* [YOUR TASK]
Pictures in the records should not be copied, but every other part must be repeated exactly.

* [DATASET EXCERPTS]
══════
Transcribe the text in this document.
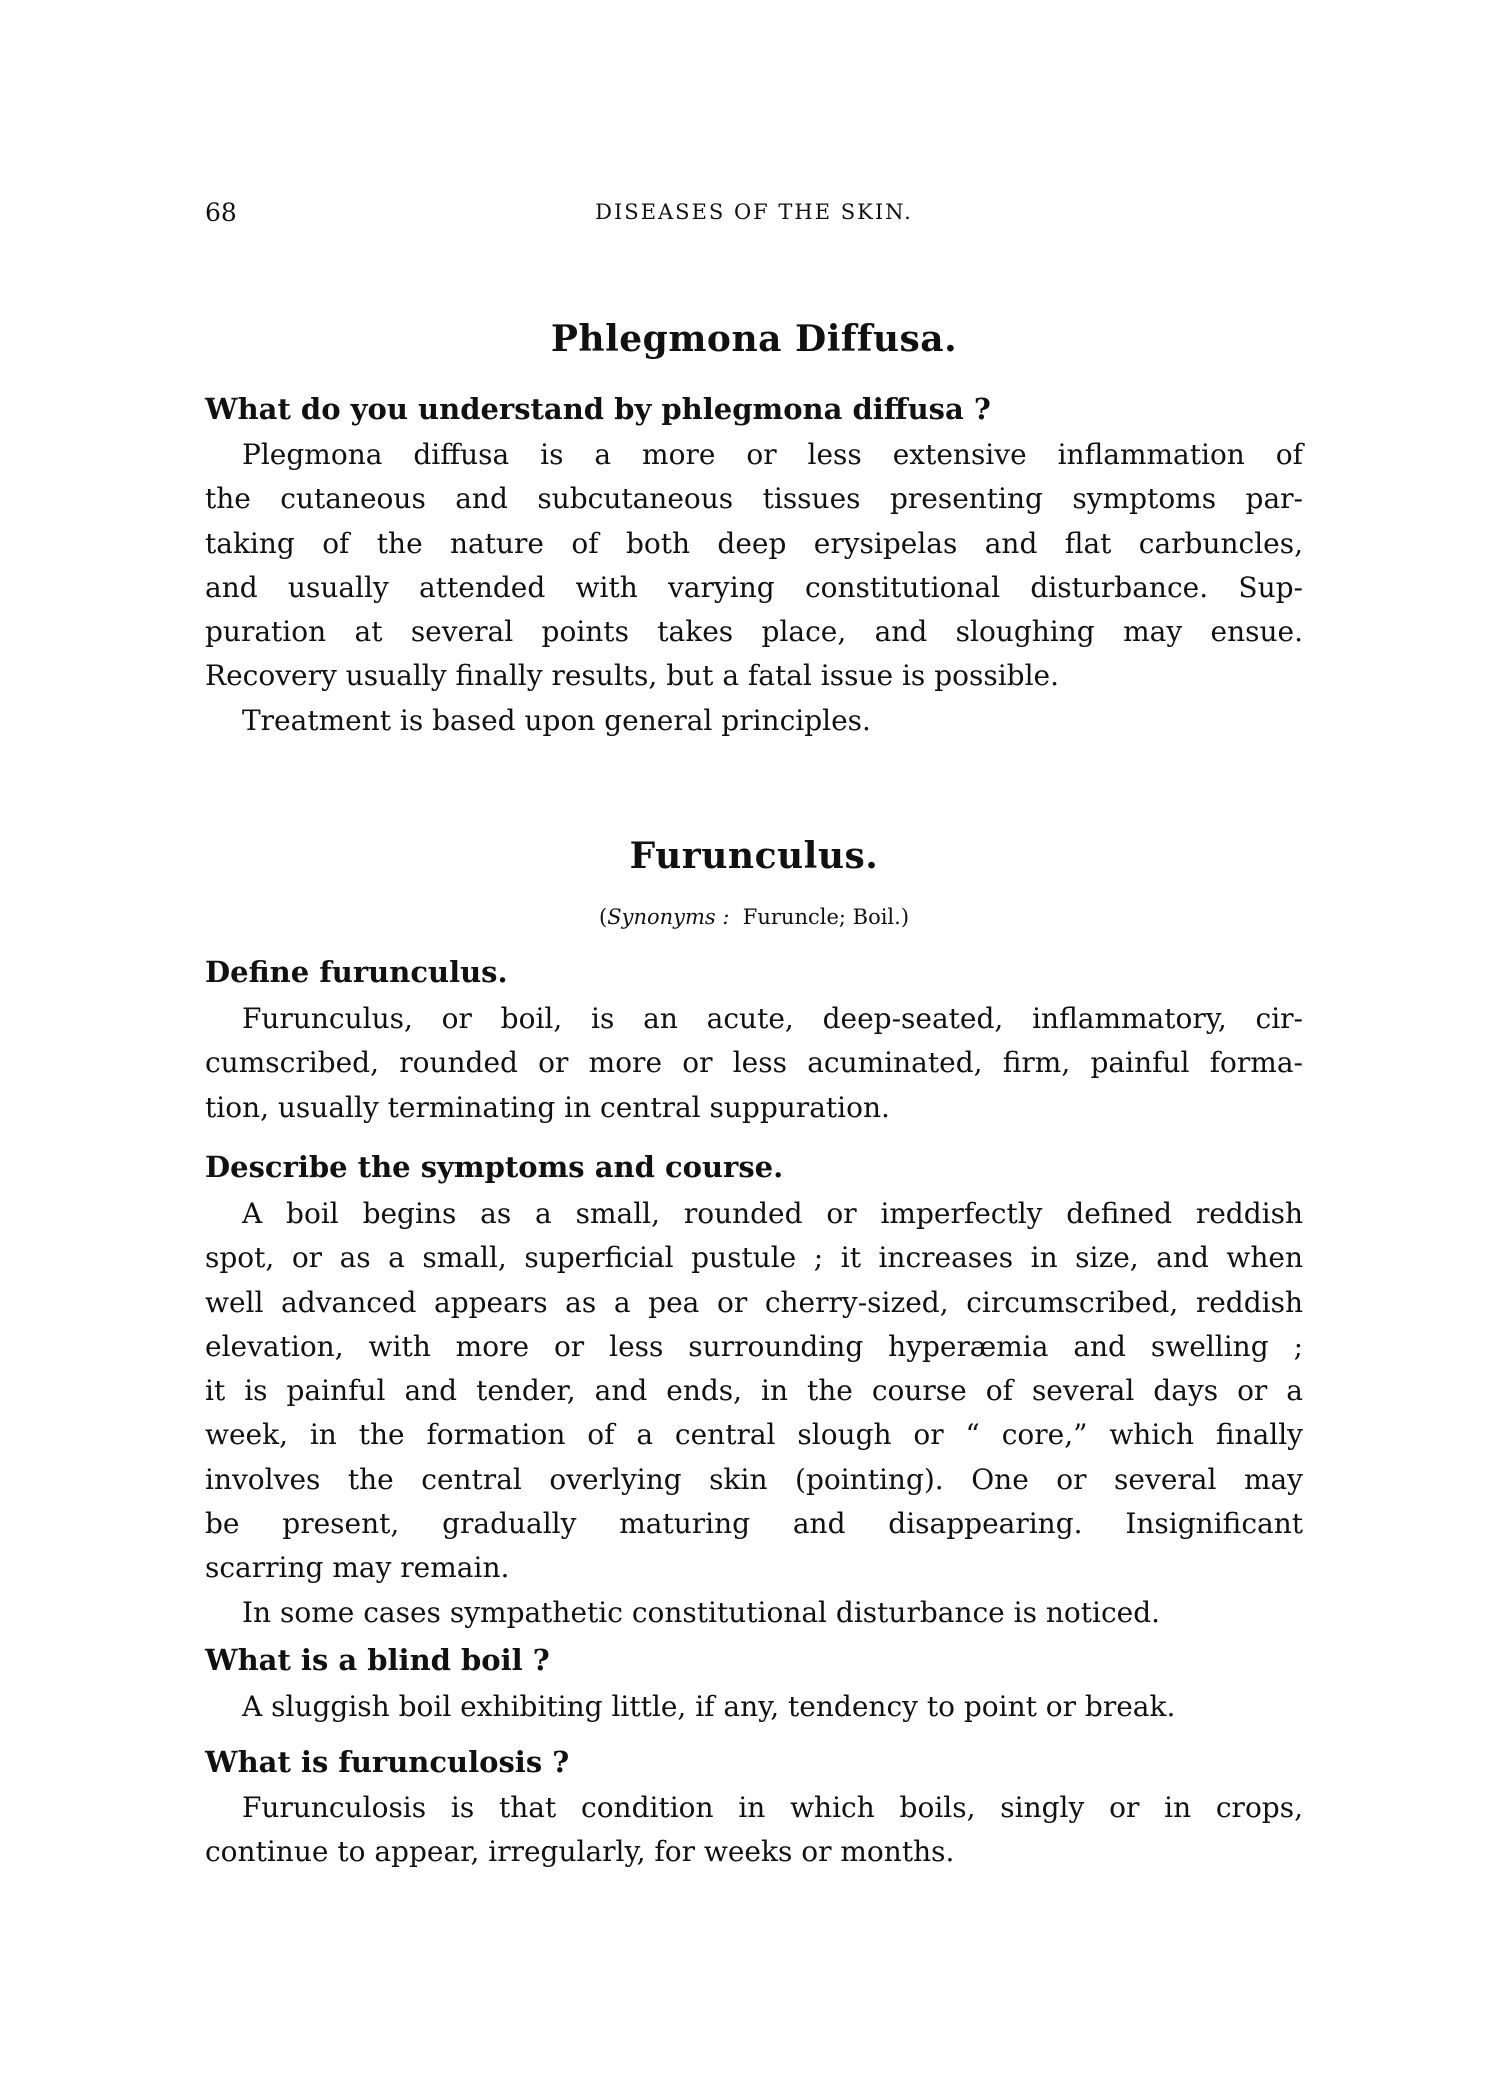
68	DISEASES OF THE SKIN.
Phlegmona Diffusa.
What do you understand by phlegmona diffusa ?
Plegmona diffusa is a more or less extensive inflammation of
the cutaneous and subcutaneous tissues presenting symptoms par-
taking of the nature of both deep erysipelas and flat carbuncles,
and usually attended with varying constitutional disturbance. Sup-
puration at several points takes place, and sloughing may ensue.
Recovery usually finally results, but a fatal issue is possible.
Treatment is based upon general principles.
Furunculus.
(Synonyms : Furuncle; Boil.)
Define furunculus.
Furunculus, or boil, is an acute, deep-seated, inflammatory, cir-
cumscribed, rounded or more or less acuminated, firm, painful forma-
tion, usually terminating in central suppuration.
Describe the symptoms and course.
A boil begins as a small, rounded or imperfectly defined reddish
spot, or as a small, superficial pustule ; it increases in size, and when
well advanced appears as a pea or cherry-sized, circumscribed, reddish
elevation, with more or less surrounding hyperæmia and swelling ;
it is painful and tender, and ends, in the course of several days or a
week, in the formation of a central slough or “ core,” which finally
involves the central overlying skin (pointing). One or several may
be present, gradually maturing and disappearing. Insignificant
scarring may remain.
In some cases sympathetic constitutional disturbance is noticed.
What is a blind boil ?
A sluggish boil exhibiting little, if any, tendency to point or break.
What is furunculosis ?
Furunculosis is that condition in which boils, singly or in crops,
continue to appear, irregularly, for weeks or months.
══════
* [WRITTEN REPLY]
Transcribe the text in this document.
68	DISEASES OF THE SKIN.
Phlegmona Diffusa.
What do you understand by phlegmona diffusa ?
Plegmona diffusa is a more or less extensive inflammation of
the cutaneous and subcutaneous tissues presenting symptoms par-
taking of the nature of both deep erysipelas and flat carbuncles,
and usually attended with varying constitutional disturbance. Sup-
puration at several points takes place, and sloughing may ensue.
Recovery usually finally results, but a fatal issue is possible.
Treatment is based upon general principles.
Furunculus.
(Synonyms : Furuncle; Boil.)
Define furunculus.
Furunculus, or boil, is an acute, deep-seated, inflammatory, cir-
cumscribed, rounded or more or less acuminated, firm, painful forma-
tion, usually terminating in central suppuration.
Describe the symptoms and course.
A boil begins as a small, rounded or imperfectly defined reddish
spot, or as a small, superficial pustule ; it increases in size, and when
well advanced appears as a pea or cherry-sized, circumscribed, reddish
elevation, with more or less surrounding hyperæmia and swelling ;
it is painful and tender, and ends, in the course of several days or a
week, in the formation of a central slough or “ core,” which finally
involves the central overlying skin (pointing). One or several may
be present, gradually maturing and disappearing. Insignificant
scarring may remain.
In some cases sympathetic constitutional disturbance is noticed.
What is a blind boil ?
A sluggish boil exhibiting little, if any, tendency to point or break.
What is furunculosis ?
Furunculosis is that condition in which boils, singly or in crops,
continue to appear, irregularly, for weeks or months.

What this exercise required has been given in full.